▶ [Written request]
Find and copy every line in the records that includes the string "data".

▶ [Record extracts]
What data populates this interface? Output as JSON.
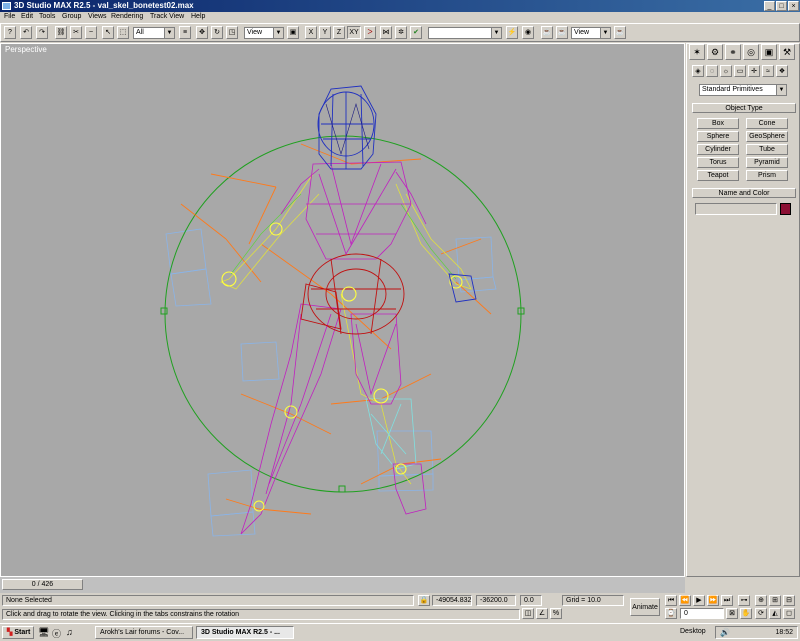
{
  "window": {
    "title": "3D Studio MAX R2.5 - val_skel_bonetest02.max"
  },
  "menu": [
    "File",
    "Edit",
    "Tools",
    "Group",
    "Views",
    "Rendering",
    "Track View",
    "Help"
  ],
  "toolbar": {
    "selection_filter": "All",
    "ref_coord_1": "View",
    "ref_coord_2": "View",
    "axis_x": "X",
    "axis_y": "Y",
    "axis_z": "Z",
    "axis_xy": "XY",
    "named_selection": ""
  },
  "viewport": {
    "label": "Perspective"
  },
  "command_panel": {
    "category": "Standard Primitives",
    "object_type_header": "Object Type",
    "buttons": [
      "Box",
      "Cone",
      "Sphere",
      "GeoSphere",
      "Cylinder",
      "Tube",
      "Torus",
      "Pyramid",
      "Teapot",
      "Prism"
    ],
    "name_color_header": "Name and Color",
    "name_value": "",
    "object_color": "#8b1034"
  },
  "time": {
    "slider": "0 / 426",
    "current_frame": "0"
  },
  "status": {
    "selection": "None Selected",
    "prompt": "Click and drag to rotate the view.  Clicking in the tabs constrains the rotation",
    "coord_x": "-49054.832",
    "coord_y": "-36200.0",
    "coord_z": "0.0",
    "grid": "Grid = 10.0",
    "animate_label": "Animate"
  },
  "taskbar": {
    "start": "Start",
    "tasks": [
      "Arokh's Lair forums - Cov...",
      "3D Studio MAX R2.5 - ..."
    ],
    "desktop": "Desktop",
    "clock": "18:52"
  }
}
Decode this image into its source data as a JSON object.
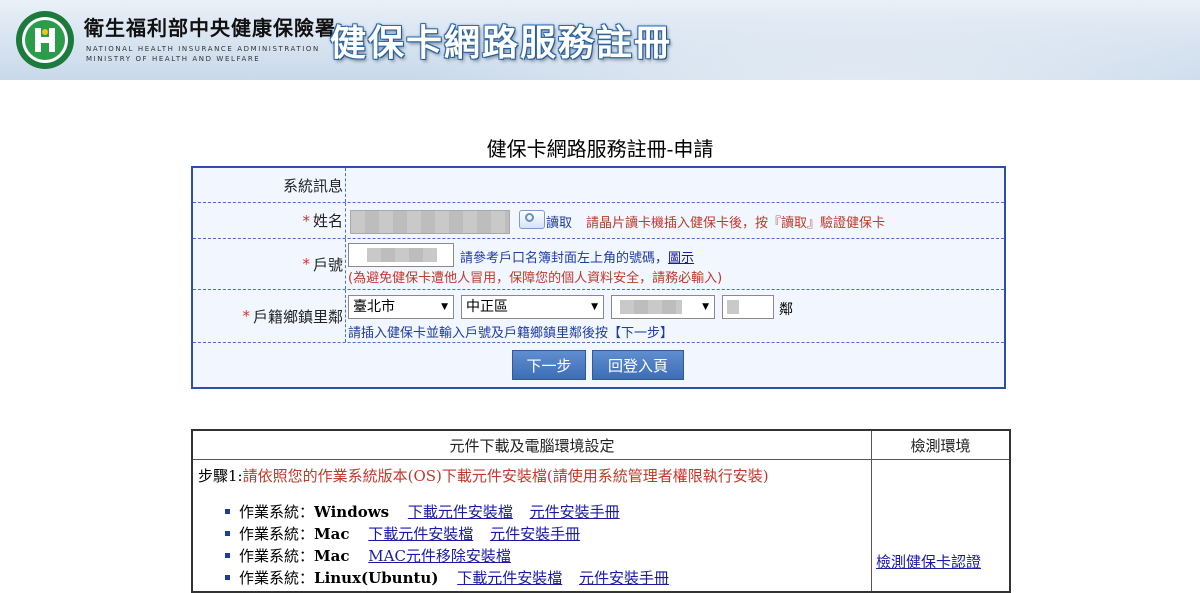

▶ [Correct answer]
What data populates this interface? Output as JSON.
Decode this image into its source data as a JSON object.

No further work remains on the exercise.